Data items
────────────────────

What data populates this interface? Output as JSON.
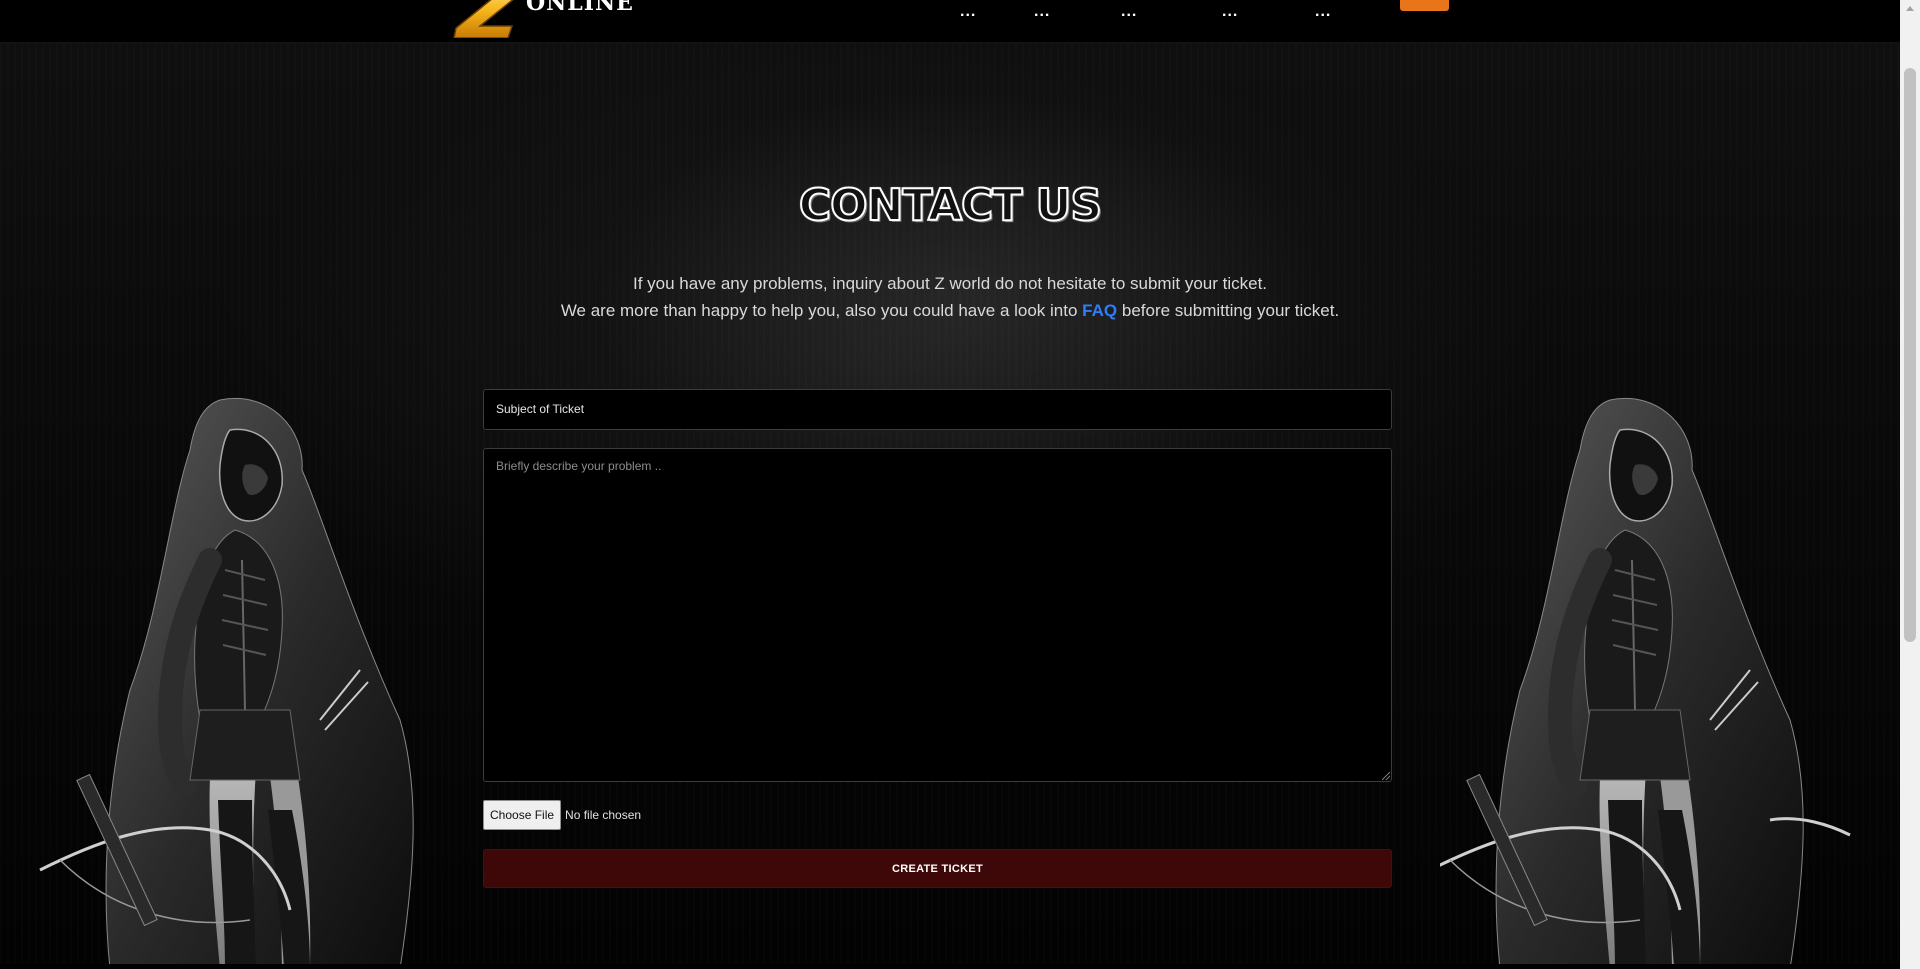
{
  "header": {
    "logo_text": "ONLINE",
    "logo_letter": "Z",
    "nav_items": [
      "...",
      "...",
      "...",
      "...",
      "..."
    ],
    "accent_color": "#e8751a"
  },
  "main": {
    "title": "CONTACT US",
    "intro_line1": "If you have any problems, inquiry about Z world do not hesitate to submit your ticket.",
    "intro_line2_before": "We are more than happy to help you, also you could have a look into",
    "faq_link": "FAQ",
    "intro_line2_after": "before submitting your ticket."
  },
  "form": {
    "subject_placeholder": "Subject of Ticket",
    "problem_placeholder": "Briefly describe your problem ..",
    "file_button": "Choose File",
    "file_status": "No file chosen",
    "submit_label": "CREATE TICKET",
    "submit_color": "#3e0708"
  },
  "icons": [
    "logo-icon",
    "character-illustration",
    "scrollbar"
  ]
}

────────────────────

*Exercise task*
Select every line where the word "your" occurs.

*Output of the exercise*
    "intro_line1": "If you have any problems, inquiry about Z world do not hesitate to submit your ticket.",
    "intro_line2_after": "before submitting your ticket."
    "problem_placeholder": "Briefly describe your problem ..",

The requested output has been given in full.